Write out every entry exactly as it stands.

Information provided:
--- START ---
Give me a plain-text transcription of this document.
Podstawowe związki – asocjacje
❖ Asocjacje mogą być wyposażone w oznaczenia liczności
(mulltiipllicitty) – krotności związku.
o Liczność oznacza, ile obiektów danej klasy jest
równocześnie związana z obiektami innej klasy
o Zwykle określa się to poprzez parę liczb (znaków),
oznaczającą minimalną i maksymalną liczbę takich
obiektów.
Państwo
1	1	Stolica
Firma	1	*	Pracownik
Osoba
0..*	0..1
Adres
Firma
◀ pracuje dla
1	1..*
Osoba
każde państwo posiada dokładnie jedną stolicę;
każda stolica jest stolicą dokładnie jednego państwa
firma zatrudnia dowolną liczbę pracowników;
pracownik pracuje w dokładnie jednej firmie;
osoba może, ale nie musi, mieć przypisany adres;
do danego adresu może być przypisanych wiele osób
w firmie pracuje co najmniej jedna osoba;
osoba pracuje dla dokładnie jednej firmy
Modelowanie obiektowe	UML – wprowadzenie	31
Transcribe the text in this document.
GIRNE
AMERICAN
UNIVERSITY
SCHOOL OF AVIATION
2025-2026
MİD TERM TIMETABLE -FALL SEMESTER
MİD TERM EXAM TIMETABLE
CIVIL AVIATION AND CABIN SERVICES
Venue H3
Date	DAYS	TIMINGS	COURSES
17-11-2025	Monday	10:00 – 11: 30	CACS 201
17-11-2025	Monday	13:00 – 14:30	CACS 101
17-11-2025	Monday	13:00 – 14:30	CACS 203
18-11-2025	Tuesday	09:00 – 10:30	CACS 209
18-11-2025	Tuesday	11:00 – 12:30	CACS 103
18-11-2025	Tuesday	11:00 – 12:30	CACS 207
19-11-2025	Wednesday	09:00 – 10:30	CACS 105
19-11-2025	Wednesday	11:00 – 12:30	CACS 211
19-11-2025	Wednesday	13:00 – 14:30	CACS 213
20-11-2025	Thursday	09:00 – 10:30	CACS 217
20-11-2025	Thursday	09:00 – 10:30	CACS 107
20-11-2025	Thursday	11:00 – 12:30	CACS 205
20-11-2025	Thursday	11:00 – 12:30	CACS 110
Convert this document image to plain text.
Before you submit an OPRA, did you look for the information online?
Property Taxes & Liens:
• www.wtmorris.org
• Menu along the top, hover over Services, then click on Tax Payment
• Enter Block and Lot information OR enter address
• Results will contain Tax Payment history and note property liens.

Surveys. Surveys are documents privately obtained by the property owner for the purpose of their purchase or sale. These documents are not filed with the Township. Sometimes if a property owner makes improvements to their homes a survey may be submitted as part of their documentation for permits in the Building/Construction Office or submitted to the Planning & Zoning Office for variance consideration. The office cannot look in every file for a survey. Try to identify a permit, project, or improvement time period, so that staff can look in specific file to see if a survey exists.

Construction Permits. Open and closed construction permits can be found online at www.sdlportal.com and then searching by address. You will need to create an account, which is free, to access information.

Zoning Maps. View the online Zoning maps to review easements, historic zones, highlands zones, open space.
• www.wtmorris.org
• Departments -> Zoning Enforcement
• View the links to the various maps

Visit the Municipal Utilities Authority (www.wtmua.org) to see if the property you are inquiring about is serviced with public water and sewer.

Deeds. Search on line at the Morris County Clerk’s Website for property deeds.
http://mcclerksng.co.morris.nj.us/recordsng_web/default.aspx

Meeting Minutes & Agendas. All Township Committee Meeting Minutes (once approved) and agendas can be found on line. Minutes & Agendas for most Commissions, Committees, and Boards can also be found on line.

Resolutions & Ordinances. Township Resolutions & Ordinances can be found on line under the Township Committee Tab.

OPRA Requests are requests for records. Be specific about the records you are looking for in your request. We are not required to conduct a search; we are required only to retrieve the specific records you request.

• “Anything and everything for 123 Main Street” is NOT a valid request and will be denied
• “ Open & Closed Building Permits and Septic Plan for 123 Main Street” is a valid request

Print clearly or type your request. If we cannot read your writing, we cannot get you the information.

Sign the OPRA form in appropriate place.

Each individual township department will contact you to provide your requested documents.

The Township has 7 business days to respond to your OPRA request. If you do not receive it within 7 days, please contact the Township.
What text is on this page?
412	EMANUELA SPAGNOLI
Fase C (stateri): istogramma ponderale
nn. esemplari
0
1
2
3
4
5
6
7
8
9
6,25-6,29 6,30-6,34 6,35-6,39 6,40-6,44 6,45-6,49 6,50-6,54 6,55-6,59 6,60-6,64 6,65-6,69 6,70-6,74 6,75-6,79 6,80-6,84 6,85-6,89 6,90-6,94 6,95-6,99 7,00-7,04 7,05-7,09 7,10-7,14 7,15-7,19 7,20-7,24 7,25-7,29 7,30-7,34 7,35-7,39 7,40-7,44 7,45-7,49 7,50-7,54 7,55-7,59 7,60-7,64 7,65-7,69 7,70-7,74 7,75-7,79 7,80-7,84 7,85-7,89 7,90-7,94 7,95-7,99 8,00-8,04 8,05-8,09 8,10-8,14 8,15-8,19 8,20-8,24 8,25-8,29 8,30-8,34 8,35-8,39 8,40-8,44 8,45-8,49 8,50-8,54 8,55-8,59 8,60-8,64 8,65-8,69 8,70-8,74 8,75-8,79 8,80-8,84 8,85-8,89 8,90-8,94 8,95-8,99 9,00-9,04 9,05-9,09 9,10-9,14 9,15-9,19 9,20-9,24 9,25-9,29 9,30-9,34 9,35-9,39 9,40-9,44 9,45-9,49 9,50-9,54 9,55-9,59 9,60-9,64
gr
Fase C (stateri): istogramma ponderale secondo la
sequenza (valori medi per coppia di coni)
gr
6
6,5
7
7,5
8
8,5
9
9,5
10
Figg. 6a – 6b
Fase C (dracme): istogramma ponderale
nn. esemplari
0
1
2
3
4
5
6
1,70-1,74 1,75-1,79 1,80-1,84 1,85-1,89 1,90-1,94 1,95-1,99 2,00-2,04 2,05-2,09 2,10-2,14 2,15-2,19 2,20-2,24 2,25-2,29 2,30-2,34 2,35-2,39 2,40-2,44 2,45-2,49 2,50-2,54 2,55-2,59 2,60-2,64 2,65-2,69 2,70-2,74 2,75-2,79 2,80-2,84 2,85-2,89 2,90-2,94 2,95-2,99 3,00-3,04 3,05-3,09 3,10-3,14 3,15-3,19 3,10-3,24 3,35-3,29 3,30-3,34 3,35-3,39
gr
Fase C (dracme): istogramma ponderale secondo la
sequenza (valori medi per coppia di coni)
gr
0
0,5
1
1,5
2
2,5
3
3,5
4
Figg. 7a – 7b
--- END ---
Solution to this task:
Give me a plain-text transcription of this document.
Podstawowe związki – asocjacje
❖ Asocjacje mogą być wyposażone w oznaczenia liczności
(mulltiipllicitty) – krotności związku.
o Liczność oznacza, ile obiektów danej klasy jest
równocześnie związana z obiektami innej klasy
o Zwykle określa się to poprzez parę liczb (znaków),
oznaczającą minimalną i maksymalną liczbę takich
obiektów.
Państwo
1	1	Stolica
Firma	1	*	Pracownik
Osoba
0..*	0..1
Adres
Firma
◀ pracuje dla
1	1..*
Osoba
każde państwo posiada dokładnie jedną stolicę;
każda stolica jest stolicą dokładnie jednego państwa
firma zatrudnia dowolną liczbę pracowników;
pracownik pracuje w dokładnie jednej firmie;
osoba może, ale nie musi, mieć przypisany adres;
do danego adresu może być przypisanych wiele osób
w firmie pracuje co najmniej jedna osoba;
osoba pracuje dla dokładnie jednej firmy
Modelowanie obiektowe	UML – wprowadzenie	31
Transcribe the text in this document.
GIRNE
AMERICAN
UNIVERSITY
SCHOOL OF AVIATION
2025-2026
MİD TERM TIMETABLE -FALL SEMESTER
MİD TERM EXAM TIMETABLE
CIVIL AVIATION AND CABIN SERVICES
Venue H3
Date	DAYS	TIMINGS	COURSES
17-11-2025	Monday	10:00 – 11: 30	CACS 201
17-11-2025	Monday	13:00 – 14:30	CACS 101
17-11-2025	Monday	13:00 – 14:30	CACS 203
18-11-2025	Tuesday	09:00 – 10:30	CACS 209
18-11-2025	Tuesday	11:00 – 12:30	CACS 103
18-11-2025	Tuesday	11:00 – 12:30	CACS 207
19-11-2025	Wednesday	09:00 – 10:30	CACS 105
19-11-2025	Wednesday	11:00 – 12:30	CACS 211
19-11-2025	Wednesday	13:00 – 14:30	CACS 213
20-11-2025	Thursday	09:00 – 10:30	CACS 217
20-11-2025	Thursday	09:00 – 10:30	CACS 107
20-11-2025	Thursday	11:00 – 12:30	CACS 205
20-11-2025	Thursday	11:00 – 12:30	CACS 110
Convert this document image to plain text.
Before you submit an OPRA, did you look for the information online?
Property Taxes & Liens:
• www.wtmorris.org
• Menu along the top, hover over Services, then click on Tax Payment
• Enter Block and Lot information OR enter address
• Results will contain Tax Payment history and note property liens.

Surveys. Surveys are documents privately obtained by the property owner for the purpose of their purchase or sale. These documents are not filed with the Township. Sometimes if a property owner makes improvements to their homes a survey may be submitted as part of their documentation for permits in the Building/Construction Office or submitted to the Planning & Zoning Office for variance consideration. The office cannot look in every file for a survey. Try to identify a permit, project, or improvement time period, so that staff can look in specific file to see if a survey exists.

Construction Permits. Open and closed construction permits can be found online at www.sdlportal.com and then searching by address. You will need to create an account, which is free, to access information.

Zoning Maps. View the online Zoning maps to review easements, historic zones, highlands zones, open space.
• www.wtmorris.org
• Departments -> Zoning Enforcement
• View the links to the various maps

Visit the Municipal Utilities Authority (www.wtmua.org) to see if the property you are inquiring about is serviced with public water and sewer.

Deeds. Search on line at the Morris County Clerk’s Website for property deeds.
http://mcclerksng.co.morris.nj.us/recordsng_web/default.aspx

Meeting Minutes & Agendas. All Township Committee Meeting Minutes (once approved) and agendas can be found on line. Minutes & Agendas for most Commissions, Committees, and Boards can also be found on line.

Resolutions & Ordinances. Township Resolutions & Ordinances can be found on line under the Township Committee Tab.

OPRA Requests are requests for records. Be specific about the records you are looking for in your request. We are not required to conduct a search; we are required only to retrieve the specific records you request.

• “Anything and everything for 123 Main Street” is NOT a valid request and will be denied
• “ Open & Closed Building Permits and Septic Plan for 123 Main Street” is a valid request

Print clearly or type your request. If we cannot read your writing, we cannot get you the information.

Sign the OPRA form in appropriate place.

Each individual township department will contact you to provide your requested documents.

The Township has 7 business days to respond to your OPRA request. If you do not receive it within 7 days, please contact the Township.
What text is on this page?
412	EMANUELA SPAGNOLI
Fase C (stateri): istogramma ponderale
nn. esemplari
0
1
2
3
4
5
6
7
8
9
6,25-6,29 6,30-6,34 6,35-6,39 6,40-6,44 6,45-6,49 6,50-6,54 6,55-6,59 6,60-6,64 6,65-6,69 6,70-6,74 6,75-6,79 6,80-6,84 6,85-6,89 6,90-6,94 6,95-6,99 7,00-7,04 7,05-7,09 7,10-7,14 7,15-7,19 7,20-7,24 7,25-7,29 7,30-7,34 7,35-7,39 7,40-7,44 7,45-7,49 7,50-7,54 7,55-7,59 7,60-7,64 7,65-7,69 7,70-7,74 7,75-7,79 7,80-7,84 7,85-7,89 7,90-7,94 7,95-7,99 8,00-8,04 8,05-8,09 8,10-8,14 8,15-8,19 8,20-8,24 8,25-8,29 8,30-8,34 8,35-8,39 8,40-8,44 8,45-8,49 8,50-8,54 8,55-8,59 8,60-8,64 8,65-8,69 8,70-8,74 8,75-8,79 8,80-8,84 8,85-8,89 8,90-8,94 8,95-8,99 9,00-9,04 9,05-9,09 9,10-9,14 9,15-9,19 9,20-9,24 9,25-9,29 9,30-9,34 9,35-9,39 9,40-9,44 9,45-9,49 9,50-9,54 9,55-9,59 9,60-9,64
gr
Fase C (stateri): istogramma ponderale secondo la
sequenza (valori medi per coppia di coni)
gr
6
6,5
7
7,5
8
8,5
9
9,5
10
Figg. 6a – 6b
Fase C (dracme): istogramma ponderale
nn. esemplari
0
1
2
3
4
5
6
1,70-1,74 1,75-1,79 1,80-1,84 1,85-1,89 1,90-1,94 1,95-1,99 2,00-2,04 2,05-2,09 2,10-2,14 2,15-2,19 2,20-2,24 2,25-2,29 2,30-2,34 2,35-2,39 2,40-2,44 2,45-2,49 2,50-2,54 2,55-2,59 2,60-2,64 2,65-2,69 2,70-2,74 2,75-2,79 2,80-2,84 2,85-2,89 2,90-2,94 2,95-2,99 3,00-3,04 3,05-3,09 3,10-3,14 3,15-3,19 3,10-3,24 3,35-3,29 3,30-3,34 3,35-3,39
gr
Fase C (dracme): istogramma ponderale secondo la
sequenza (valori medi per coppia di coni)
gr
0
0,5
1
1,5
2
2,5
3
3,5
4
Figg. 7a – 7b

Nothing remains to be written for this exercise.